— WRITTEN TASK —
Convert every line of the records below into a Markdown table with two columns, Row and Line, numbering the rows and skipping blank lines. Omit the pictures from the table.
* BEGIN DATA SUPPLIED *
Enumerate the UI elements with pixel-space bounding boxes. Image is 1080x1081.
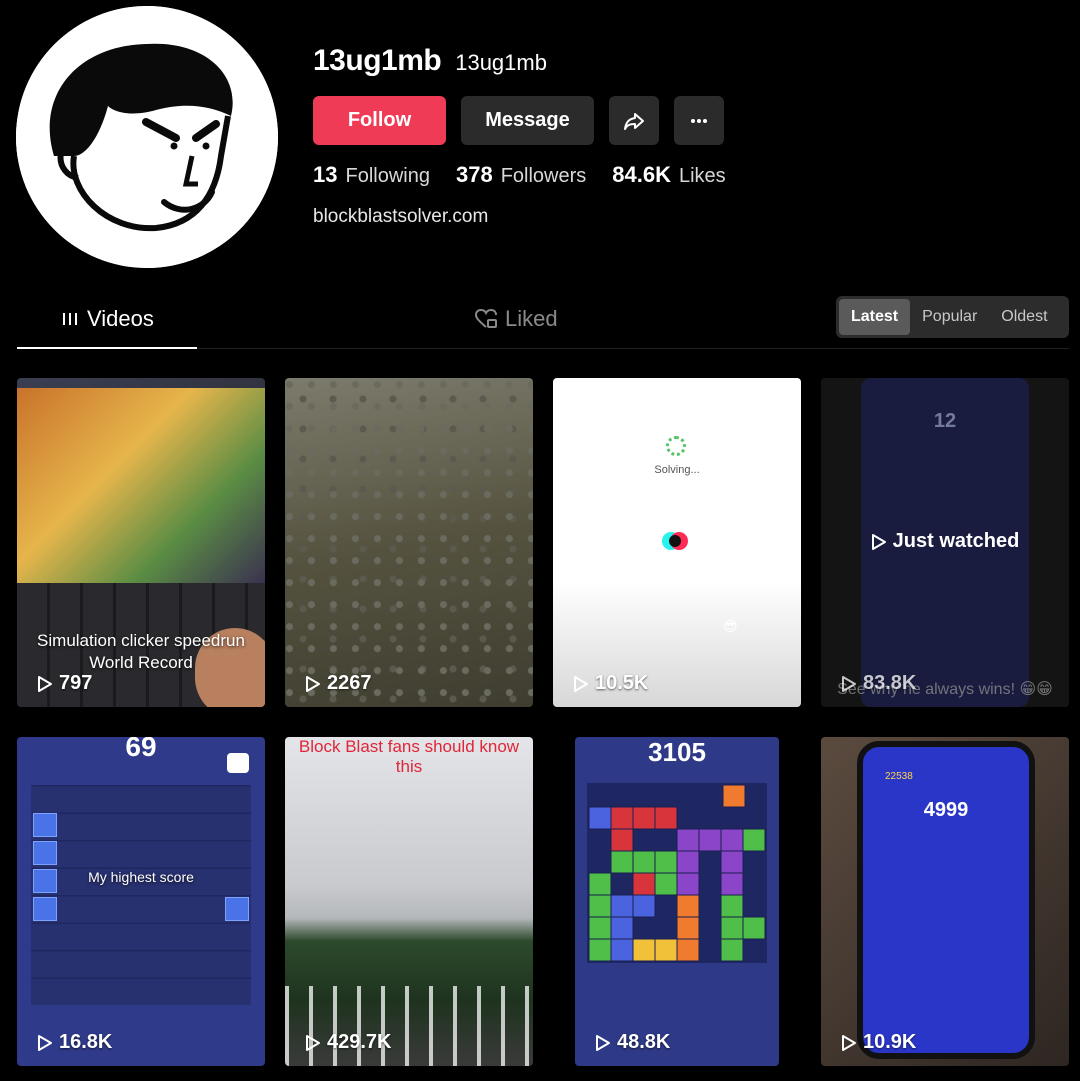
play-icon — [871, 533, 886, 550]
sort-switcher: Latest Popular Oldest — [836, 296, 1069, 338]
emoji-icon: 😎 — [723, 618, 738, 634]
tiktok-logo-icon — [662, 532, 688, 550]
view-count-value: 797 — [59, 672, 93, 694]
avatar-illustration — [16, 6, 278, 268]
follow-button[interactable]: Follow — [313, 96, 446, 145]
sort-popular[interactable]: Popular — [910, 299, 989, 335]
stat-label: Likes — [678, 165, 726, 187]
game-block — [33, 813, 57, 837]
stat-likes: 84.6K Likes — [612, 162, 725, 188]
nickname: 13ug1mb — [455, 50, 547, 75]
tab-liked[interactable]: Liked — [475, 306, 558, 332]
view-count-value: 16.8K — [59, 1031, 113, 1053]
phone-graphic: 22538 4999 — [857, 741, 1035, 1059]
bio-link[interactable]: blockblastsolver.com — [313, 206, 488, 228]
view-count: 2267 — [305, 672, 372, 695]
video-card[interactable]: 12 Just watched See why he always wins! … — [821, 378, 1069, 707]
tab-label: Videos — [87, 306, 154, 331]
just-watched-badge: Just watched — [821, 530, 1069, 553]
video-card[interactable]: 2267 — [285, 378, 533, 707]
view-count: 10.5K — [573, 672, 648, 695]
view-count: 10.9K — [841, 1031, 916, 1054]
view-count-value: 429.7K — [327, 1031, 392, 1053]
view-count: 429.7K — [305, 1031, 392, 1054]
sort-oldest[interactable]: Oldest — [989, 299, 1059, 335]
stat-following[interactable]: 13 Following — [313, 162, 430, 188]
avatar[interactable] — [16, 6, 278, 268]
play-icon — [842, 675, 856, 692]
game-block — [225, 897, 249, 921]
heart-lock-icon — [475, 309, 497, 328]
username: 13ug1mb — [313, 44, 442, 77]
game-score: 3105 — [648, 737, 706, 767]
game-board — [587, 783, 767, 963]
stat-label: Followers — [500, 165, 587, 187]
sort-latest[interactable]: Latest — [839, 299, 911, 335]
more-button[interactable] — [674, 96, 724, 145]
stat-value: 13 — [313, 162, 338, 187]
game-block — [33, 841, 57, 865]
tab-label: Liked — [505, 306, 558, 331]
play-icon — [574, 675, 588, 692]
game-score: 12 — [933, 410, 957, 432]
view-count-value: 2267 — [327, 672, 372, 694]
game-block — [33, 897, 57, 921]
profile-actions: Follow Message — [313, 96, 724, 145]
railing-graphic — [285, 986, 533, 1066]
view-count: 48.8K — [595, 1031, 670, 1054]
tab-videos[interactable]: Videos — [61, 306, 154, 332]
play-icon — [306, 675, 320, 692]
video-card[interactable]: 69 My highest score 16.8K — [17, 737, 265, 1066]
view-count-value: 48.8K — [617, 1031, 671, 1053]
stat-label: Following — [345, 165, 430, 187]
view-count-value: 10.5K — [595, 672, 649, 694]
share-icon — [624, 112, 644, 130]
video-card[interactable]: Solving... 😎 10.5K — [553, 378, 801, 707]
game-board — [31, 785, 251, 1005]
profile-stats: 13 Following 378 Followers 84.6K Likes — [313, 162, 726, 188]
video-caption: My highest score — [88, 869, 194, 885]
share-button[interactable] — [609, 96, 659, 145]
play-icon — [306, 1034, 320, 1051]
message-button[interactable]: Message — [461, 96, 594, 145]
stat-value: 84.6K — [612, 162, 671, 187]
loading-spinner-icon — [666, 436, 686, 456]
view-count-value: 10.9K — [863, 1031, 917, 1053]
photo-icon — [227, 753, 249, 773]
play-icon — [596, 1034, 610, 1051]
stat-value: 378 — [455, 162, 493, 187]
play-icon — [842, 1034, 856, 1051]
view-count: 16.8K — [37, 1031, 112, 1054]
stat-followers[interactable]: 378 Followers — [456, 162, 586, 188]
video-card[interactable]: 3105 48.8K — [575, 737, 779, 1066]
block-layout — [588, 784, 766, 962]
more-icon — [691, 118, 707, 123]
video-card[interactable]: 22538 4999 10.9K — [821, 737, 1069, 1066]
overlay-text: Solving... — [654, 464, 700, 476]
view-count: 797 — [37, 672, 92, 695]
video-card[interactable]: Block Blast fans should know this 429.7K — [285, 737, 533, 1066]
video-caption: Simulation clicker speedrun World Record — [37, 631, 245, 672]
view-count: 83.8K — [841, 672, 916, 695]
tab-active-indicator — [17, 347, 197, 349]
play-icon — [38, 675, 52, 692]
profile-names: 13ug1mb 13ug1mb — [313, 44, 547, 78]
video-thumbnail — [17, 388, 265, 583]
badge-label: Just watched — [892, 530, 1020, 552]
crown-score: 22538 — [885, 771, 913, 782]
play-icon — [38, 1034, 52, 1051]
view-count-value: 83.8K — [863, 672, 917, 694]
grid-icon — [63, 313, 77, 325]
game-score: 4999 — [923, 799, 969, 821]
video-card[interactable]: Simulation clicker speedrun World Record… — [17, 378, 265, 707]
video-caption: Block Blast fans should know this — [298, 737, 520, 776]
* END DATA SUPPLIED *
— REPLY TO THE TASK —
| Row | Line |
|---|---|
| 1 | Enumerate the UI elements with pixel-space bounding boxes. Image is 1080x1081. |
| 2 | play-icon — [871, 533, 886, 550] |
| 3 | sort-switcher: Latest Popular Oldest — [836, 296, 1069, 338] |
| 4 | emoji-icon: 😎 — [723, 618, 738, 634] |
| 5 | tiktok-logo-icon — [662, 532, 688, 550] |
| 6 | view-count-value: 797 — [59, 672, 93, 694] |
| 7 | avatar-illustration — [16, 6, 278, 268] |
| 8 | follow-button[interactable]: Follow — [313, 96, 446, 145] |
| 9 | sort-popular[interactable]: Popular — [910, 299, 989, 335] |
| 10 | stat-label: Likes — [678, 165, 726, 187] |
| 11 | game-block — [33, 813, 57, 837] |
| 12 | stat-likes: 84.6K Likes — [612, 162, 725, 188] |
| 13 | nickname: 13ug1mb — [455, 50, 547, 75] |
| 14 | tab-liked[interactable]: Liked — [475, 306, 558, 332] |
| 15 | view-count-value: 16.8K — [59, 1031, 113, 1053] |
| 16 | phone-graphic: 22538 4999 — [857, 741, 1035, 1059] |
| 17 | bio-link[interactable]: blockblastsolver.com — [313, 206, 488, 228] |
| 18 | view-count: 2267 — [305, 672, 372, 695] |
| 19 | video-card[interactable]: 12 Just watched See why he always wins! … — [821, 378, 1069, 707] |
| 20 | tab-label: Videos — [87, 306, 154, 331] |
| 21 | just-watched-badge: Just watched — [821, 530, 1069, 553] |
| 22 | video-card[interactable]: 2267 — [285, 378, 533, 707] |
| 23 | view-count: 10.5K — [573, 672, 648, 695] |
| 24 | view-count: 10.9K — [841, 1031, 916, 1054] |
| 25 | view-count-value: 429.7K — [327, 1031, 392, 1053] |
| 26 | view-count: 429.7K — [305, 1031, 392, 1054] |
| 27 | sort-oldest[interactable]: Oldest — [989, 299, 1059, 335] |
| 28 | stat-following[interactable]: 13 Following — [313, 162, 430, 188] |
| 29 | avatar[interactable] — [16, 6, 278, 268] |
| 30 | play-icon — [842, 675, 856, 692] |
| 31 | game-block — [225, 897, 249, 921] |
| 32 | heart-lock-icon — [475, 309, 497, 328] |
| 33 | username: 13ug1mb — [313, 44, 442, 77] |
| 34 | game-score: 3105 — [648, 737, 706, 767] |
| 35 | game-board — [587, 783, 767, 963] |
| 36 | stat-label: Followers — [500, 165, 587, 187] |
| 37 | sort-latest[interactable]: Latest — [839, 299, 911, 335] |
| 38 | more-button[interactable] — [674, 96, 724, 145] |
| 39 | stat-value: 13 — [313, 162, 338, 187] |
| 40 | game-block — [33, 841, 57, 865] |
| 41 | tab-label: Liked — [505, 306, 558, 331] |
| 42 | play-icon — [574, 675, 588, 692] |
| 43 | game-score: 12 — [933, 410, 957, 432] |
| 44 | view-count-value: 2267 — [327, 672, 372, 694] |
| 45 | game-block — [33, 897, 57, 921] |
| 46 | profile-actions: Follow Message — [313, 96, 724, 145] |
| 47 | railing-graphic — [285, 986, 533, 1066] |
| 48 | view-count: 48.8K — [595, 1031, 670, 1054] |
| 49 | tab-videos[interactable]: Videos — [61, 306, 154, 332] |
| 50 | play-icon — [306, 675, 320, 692] |
| 51 | video-card[interactable]: 69 My highest score 16.8K — [17, 737, 265, 1066] |
| 52 | view-count-value: 48.8K — [617, 1031, 671, 1053] |
| 53 | stat-label: Following — [345, 165, 430, 187] |
| 54 | view-count-value: 10.5K — [595, 672, 649, 694] |
| 55 | share-icon — [624, 112, 644, 130] |
| 56 | video-card[interactable]: Solving... 😎 10.5K — [553, 378, 801, 707] |
| 57 | game-board — [31, 785, 251, 1005] |
| 58 | profile-stats: 13 Following 378 Followers 84.6K Likes — [313, 162, 726, 188] |
| 59 | video-caption: My highest score — [88, 869, 194, 885] |
| 60 | share-button[interactable] — [609, 96, 659, 145] |
| 61 | play-icon — [306, 1034, 320, 1051] |
| 62 | message-button[interactable]: Message — [461, 96, 594, 145] |
| 63 | stat-value: 84.6K — [612, 162, 671, 187] |
| 64 | loading-spinner-icon — [666, 436, 686, 456] |
| 65 | view-count-value: 10.9K — [863, 1031, 917, 1053] |
| 66 | photo-icon — [227, 753, 249, 773] |
| 67 | play-icon — [596, 1034, 610, 1051] |
| 68 | stat-value: 378 — [455, 162, 493, 187] |
| 69 | play-icon — [842, 1034, 856, 1051] |
| 70 | view-count: 16.8K — [37, 1031, 112, 1054] |
| 71 | stat-followers[interactable]: 378 Followers — [456, 162, 586, 188] |
| 72 | video-card[interactable]: 3105 48.8K — [575, 737, 779, 1066] |
| 73 | block-layout — [588, 784, 766, 962] |
| 74 | more-icon — [691, 118, 707, 123] |
| 75 | video-card[interactable]: 22538 4999 10.9K — [821, 737, 1069, 1066] |
| 76 | overlay-text: Solving... — [654, 464, 700, 476] |
| 77 | view-count: 797 — [37, 672, 92, 695] |
| 78 | video-card[interactable]: Block Blast fans should know this 429.7K — [285, 737, 533, 1066] |
| 79 | video-caption: Simulation clicker speedrun World Record — [37, 631, 245, 672] |
| 80 | view-count: 83.8K — [841, 672, 916, 695] |
| 81 | tab-active-indicator — [17, 347, 197, 349] |
| 82 | play-icon — [38, 675, 52, 692] |
| 83 | profile-names: 13ug1mb 13ug1mb — [313, 44, 547, 78] |
| 84 | video-thumbnail — [17, 388, 265, 583] |
| 85 | badge-label: Just watched — [892, 530, 1020, 552] |
| 86 | crown-score: 22538 — [885, 771, 913, 782] |
| 87 | play-icon — [38, 1034, 52, 1051] |
| 88 | view-count-value: 83.8K — [863, 672, 917, 694] |
| 89 | grid-icon — [63, 313, 77, 325] |
| 90 | game-score: 4999 — [923, 799, 969, 821] |
| 91 | video-card[interactable]: Simulation clicker speedrun World Record… — [17, 378, 265, 707] |
| 92 | video-caption: Block Blast fans should know this — [298, 737, 520, 776] |